**What to do**
Identify and pull out each line of the entries in which "aeruginosa" occurs.

Transcript data for document pages:
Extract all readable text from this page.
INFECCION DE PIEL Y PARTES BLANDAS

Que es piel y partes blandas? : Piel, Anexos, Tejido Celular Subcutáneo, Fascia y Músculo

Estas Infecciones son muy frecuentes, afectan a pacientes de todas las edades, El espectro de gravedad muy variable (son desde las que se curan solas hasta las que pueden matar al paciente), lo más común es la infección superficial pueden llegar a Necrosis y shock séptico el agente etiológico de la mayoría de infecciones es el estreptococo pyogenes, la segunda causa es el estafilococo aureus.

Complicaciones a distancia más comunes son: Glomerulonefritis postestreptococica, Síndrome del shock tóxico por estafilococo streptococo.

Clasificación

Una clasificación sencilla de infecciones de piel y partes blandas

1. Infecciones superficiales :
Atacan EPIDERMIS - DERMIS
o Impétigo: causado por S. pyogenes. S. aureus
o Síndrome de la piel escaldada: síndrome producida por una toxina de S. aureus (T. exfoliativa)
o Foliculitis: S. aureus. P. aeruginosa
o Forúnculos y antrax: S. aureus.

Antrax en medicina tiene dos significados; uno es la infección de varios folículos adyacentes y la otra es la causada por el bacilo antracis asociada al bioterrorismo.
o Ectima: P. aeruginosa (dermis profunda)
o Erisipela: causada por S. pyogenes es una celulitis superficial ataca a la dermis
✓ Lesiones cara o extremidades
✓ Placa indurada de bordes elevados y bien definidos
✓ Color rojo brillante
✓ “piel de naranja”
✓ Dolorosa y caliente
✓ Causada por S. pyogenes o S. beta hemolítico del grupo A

**Task response**
o Foliculitis: S. aureus. P. aeruginosa
o Ectima: P. aeruginosa (dermis profunda)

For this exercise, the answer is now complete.